Task goal> Narrow the data below down to the lines containing "emoji".

Materials provided>
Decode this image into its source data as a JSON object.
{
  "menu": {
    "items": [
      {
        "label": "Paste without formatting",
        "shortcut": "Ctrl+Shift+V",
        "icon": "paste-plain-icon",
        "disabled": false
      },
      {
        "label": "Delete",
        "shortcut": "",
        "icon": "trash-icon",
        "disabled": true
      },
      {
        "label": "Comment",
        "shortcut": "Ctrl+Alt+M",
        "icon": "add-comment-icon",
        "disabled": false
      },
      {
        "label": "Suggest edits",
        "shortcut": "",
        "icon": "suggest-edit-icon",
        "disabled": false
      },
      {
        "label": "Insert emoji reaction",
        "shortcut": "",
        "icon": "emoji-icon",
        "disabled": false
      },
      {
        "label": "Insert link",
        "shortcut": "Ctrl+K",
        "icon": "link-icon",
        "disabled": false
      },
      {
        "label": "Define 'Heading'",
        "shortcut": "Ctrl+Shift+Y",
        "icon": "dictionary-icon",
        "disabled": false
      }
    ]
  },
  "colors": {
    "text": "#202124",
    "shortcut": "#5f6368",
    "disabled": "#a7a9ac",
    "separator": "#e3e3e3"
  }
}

Result for this exercise>
        "label": "Insert emoji reaction",
        "icon": "emoji-icon",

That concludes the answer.